### TASK OBJECTIVE
Identify the lines that contain the string "złożenia" and report only how many there are.
──────── SUPPLIED INFORMATION
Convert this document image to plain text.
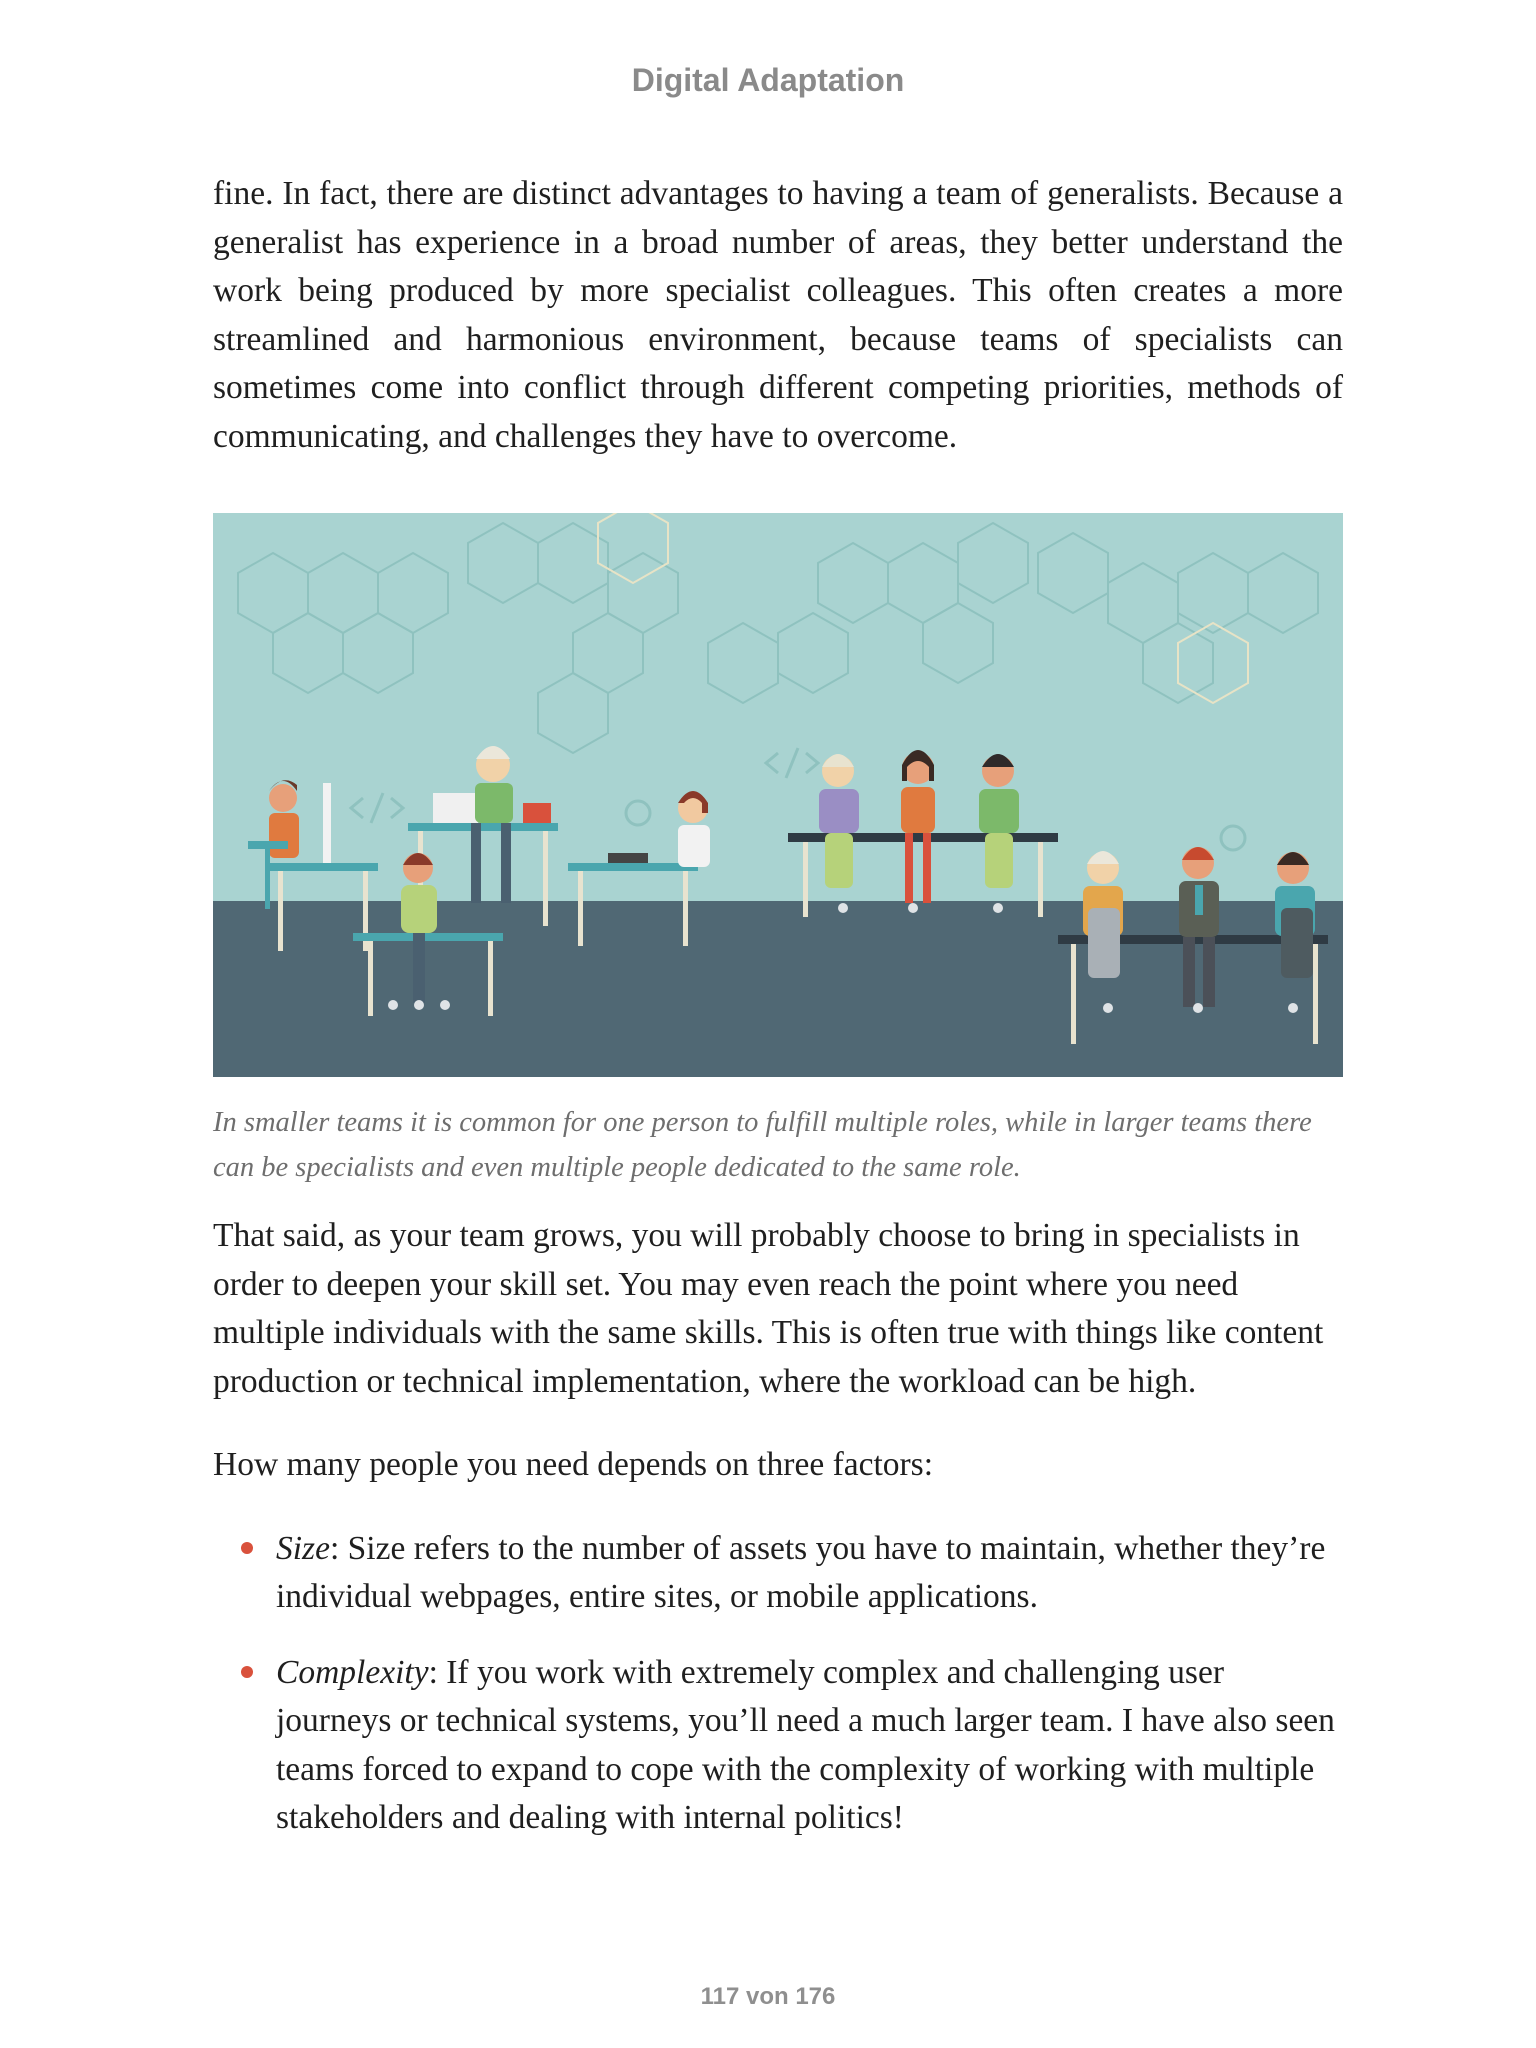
Digital Adaptation

fine. In fact, there are distinct advantages to having a team of generalists. Because a generalist has experience in a broad number of areas, they better understand the work being produced by more specialist colleagues. This often creates a more streamlined and harmonious environment, because teams of specialists can sometimes come into conflict through different competing priorities, methods of communicating, and challenges they have to overcome.

In smaller teams it is common for one person to fulfill multiple roles, while in larger teams there can be specialists and even multiple people dedicated to the same role.

That said, as your team grows, you will probably choose to bring in specialists in order to deepen your skill set. You may even reach the point where you need multiple individuals with the same skills. This is often true with things like content production or technical implementation, where the workload can be high.

How many people you need depends on three factors:

Size: Size refers to the number of assets you have to maintain, whether they’re individual webpages, entire sites, or mobile applications.
Complexity: If you work with extremely complex and challenging user journeys or technical systems, you’ll need a much larger team. I have also seen teams forced to expand to cope with the complexity of working with multiple stakeholders and dealing with internal politics!
117 von 176
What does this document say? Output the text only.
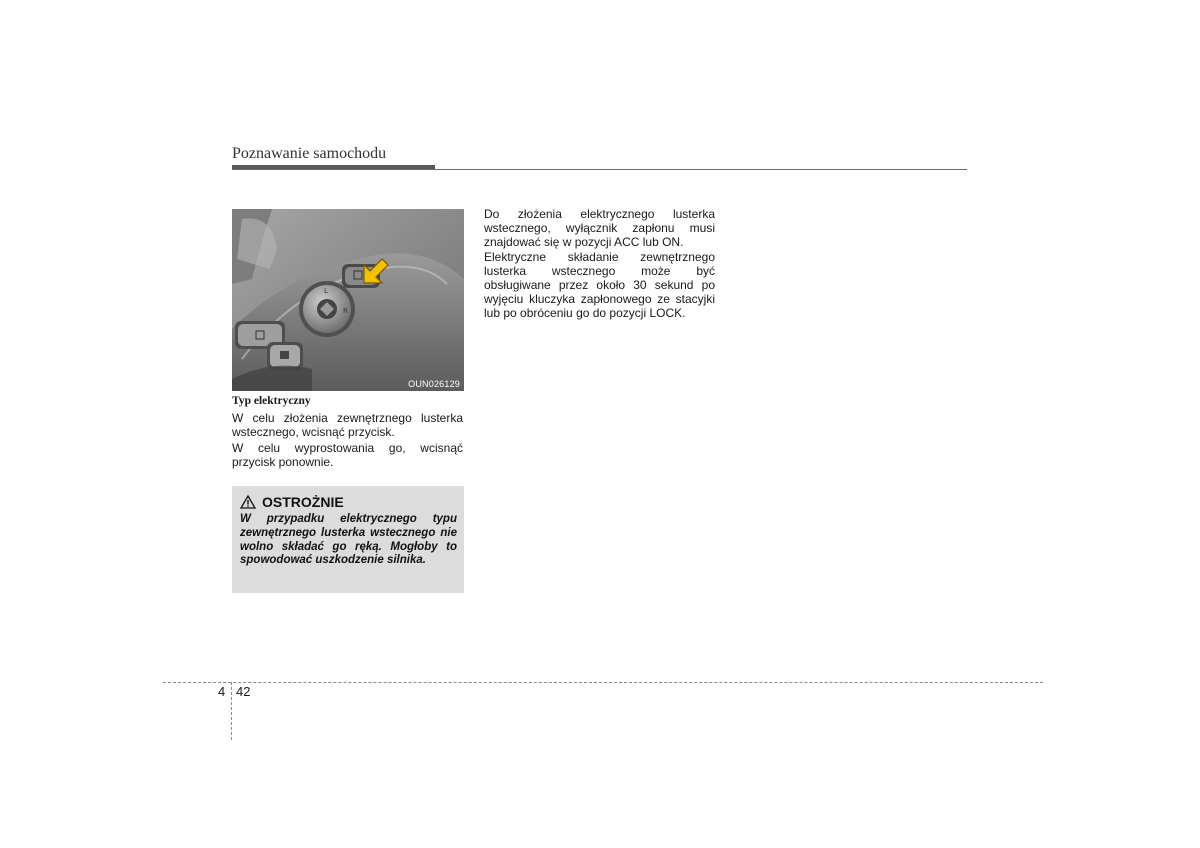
Poznawanie samochodu
L
R
OUN026129
Typ elektryczny
W celu złożenia zewnętrznego lusterka wstecznego, wcisnąć przycisk.
W celu wyprostowania go, wcisnąć przycisk ponownie.
OSTROŻNIE
W przypadku elektrycznego typu zewnętrznego lusterka wstecznego nie wolno składać go ręką. Mogłoby to spowodować uszkodzenie silnika.
Do złożenia elektrycznego lusterka wstecznego, wyłącznik zapłonu musi znajdować się w pozycji ACC lub ON.
Elektryczne składanie zewnętrznego lusterka wstecznego może być obsługiwane przez około 30 sekund po wyjęciu kluczyka zapłonowego ze stacyjki lub po obróceniu go do pozycji LOCK.
4 42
────────────────
### COMPLETE ANSWER
2